*** Dados fornecidos

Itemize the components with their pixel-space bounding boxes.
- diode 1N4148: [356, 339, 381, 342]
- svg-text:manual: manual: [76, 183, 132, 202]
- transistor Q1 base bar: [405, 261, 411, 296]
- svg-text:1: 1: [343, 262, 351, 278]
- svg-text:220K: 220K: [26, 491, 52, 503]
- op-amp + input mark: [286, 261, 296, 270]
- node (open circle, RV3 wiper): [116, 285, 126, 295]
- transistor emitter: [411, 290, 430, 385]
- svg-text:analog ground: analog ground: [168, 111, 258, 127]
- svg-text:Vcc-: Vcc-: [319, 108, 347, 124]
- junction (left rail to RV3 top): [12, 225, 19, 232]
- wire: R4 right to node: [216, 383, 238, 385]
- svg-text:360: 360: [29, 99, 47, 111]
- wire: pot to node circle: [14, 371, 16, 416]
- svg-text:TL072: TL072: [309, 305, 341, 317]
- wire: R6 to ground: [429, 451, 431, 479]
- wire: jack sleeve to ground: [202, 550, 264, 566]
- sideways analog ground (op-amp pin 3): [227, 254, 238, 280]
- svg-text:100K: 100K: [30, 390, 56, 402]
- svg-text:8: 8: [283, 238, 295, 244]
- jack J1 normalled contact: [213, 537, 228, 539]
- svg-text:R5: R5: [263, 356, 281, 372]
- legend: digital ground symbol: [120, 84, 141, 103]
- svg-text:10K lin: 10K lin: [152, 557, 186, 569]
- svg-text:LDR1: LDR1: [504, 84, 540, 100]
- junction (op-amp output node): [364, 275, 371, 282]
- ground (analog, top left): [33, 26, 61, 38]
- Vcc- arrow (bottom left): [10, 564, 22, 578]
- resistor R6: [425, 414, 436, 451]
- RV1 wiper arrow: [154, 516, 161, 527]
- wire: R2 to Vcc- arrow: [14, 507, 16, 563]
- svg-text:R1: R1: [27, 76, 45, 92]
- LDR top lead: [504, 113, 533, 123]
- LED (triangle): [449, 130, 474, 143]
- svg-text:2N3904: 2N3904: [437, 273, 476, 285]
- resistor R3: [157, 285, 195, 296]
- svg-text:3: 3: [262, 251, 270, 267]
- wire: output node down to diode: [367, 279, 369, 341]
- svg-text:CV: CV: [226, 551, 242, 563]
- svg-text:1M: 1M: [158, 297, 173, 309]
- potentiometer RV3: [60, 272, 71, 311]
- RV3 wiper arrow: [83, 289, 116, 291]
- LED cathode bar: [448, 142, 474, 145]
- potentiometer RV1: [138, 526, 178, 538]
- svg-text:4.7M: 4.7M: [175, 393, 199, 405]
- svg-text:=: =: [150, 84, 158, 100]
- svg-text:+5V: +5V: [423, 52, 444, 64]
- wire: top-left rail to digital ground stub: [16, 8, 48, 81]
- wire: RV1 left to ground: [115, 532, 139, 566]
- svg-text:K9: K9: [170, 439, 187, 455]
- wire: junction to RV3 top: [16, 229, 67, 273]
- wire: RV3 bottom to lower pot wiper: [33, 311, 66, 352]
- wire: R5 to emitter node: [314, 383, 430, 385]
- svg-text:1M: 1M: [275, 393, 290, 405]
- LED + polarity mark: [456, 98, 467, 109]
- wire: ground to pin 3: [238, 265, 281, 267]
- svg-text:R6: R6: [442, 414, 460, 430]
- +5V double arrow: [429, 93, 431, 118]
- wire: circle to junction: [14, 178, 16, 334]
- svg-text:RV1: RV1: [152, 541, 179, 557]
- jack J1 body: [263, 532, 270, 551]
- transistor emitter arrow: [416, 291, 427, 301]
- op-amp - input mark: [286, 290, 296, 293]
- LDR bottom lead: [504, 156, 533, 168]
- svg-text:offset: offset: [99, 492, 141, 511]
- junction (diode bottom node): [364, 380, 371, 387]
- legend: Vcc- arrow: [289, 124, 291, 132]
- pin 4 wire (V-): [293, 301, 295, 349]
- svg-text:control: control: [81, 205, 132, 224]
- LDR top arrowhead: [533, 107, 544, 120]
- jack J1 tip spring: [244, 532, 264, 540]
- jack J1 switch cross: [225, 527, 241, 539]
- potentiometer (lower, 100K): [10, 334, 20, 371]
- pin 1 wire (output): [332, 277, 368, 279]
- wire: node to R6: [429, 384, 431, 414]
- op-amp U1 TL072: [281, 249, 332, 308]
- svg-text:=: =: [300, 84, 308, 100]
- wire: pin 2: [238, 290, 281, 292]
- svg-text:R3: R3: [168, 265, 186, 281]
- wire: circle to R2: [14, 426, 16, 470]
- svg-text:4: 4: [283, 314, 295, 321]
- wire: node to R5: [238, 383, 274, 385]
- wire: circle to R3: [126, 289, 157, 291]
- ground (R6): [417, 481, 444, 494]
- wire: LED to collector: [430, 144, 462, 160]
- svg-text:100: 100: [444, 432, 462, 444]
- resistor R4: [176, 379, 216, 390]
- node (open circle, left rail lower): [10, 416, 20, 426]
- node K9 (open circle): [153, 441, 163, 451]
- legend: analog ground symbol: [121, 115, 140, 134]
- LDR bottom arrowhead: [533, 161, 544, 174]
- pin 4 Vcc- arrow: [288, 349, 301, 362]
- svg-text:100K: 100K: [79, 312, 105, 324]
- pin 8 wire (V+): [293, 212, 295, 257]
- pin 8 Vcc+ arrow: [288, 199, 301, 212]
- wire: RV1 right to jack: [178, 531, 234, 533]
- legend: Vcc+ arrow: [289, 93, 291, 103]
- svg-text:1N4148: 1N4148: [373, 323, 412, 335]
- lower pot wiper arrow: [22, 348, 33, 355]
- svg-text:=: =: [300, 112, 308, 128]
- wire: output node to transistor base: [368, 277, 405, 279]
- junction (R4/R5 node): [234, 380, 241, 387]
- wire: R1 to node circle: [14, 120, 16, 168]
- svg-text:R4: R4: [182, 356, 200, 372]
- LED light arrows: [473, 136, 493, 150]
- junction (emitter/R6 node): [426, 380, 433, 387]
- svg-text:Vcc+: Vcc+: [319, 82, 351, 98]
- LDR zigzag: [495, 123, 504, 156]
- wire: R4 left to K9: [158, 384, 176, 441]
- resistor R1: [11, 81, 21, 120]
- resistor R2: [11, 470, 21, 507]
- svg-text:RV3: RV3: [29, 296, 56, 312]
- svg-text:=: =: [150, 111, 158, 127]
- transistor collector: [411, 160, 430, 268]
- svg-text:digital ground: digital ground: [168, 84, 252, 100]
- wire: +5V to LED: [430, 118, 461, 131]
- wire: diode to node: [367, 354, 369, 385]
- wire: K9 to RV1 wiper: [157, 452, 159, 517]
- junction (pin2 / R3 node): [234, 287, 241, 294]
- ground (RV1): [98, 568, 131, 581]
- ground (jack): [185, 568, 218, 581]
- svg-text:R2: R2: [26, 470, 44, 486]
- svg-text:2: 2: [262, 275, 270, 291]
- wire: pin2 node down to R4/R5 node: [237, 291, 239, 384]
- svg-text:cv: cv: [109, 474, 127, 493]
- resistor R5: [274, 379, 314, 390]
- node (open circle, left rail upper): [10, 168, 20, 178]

******

Reproduza literalmente as linhas que vão do início dos dados até a linha que contém "- sideways analog", com as duas extremidades incluídas.

**Resposta final**
Itemize the components with their pixel-space bounding boxes.
- diode 1N4148: [356, 339, 381, 342]
- svg-text:manual: manual: [76, 183, 132, 202]
- transistor Q1 base bar: [405, 261, 411, 296]
- svg-text:1: 1: [343, 262, 351, 278]
- svg-text:220K: 220K: [26, 491, 52, 503]
- op-amp + input mark: [286, 261, 296, 270]
- node (open circle, RV3 wiper): [116, 285, 126, 295]
- transistor emitter: [411, 290, 430, 385]
- svg-text:analog ground: analog ground: [168, 111, 258, 127]
- svg-text:Vcc-: Vcc-: [319, 108, 347, 124]
- junction (left rail to RV3 top): [12, 225, 19, 232]
- wire: R4 right to node: [216, 383, 238, 385]
- svg-text:360: 360: [29, 99, 47, 111]
- wire: pot to node circle: [14, 371, 16, 416]
- svg-text:TL072: TL072: [309, 305, 341, 317]
- wire: R6 to ground: [429, 451, 431, 479]
- wire: jack sleeve to ground: [202, 550, 264, 566]
- sideways analog ground (op-amp pin 3): [227, 254, 238, 280]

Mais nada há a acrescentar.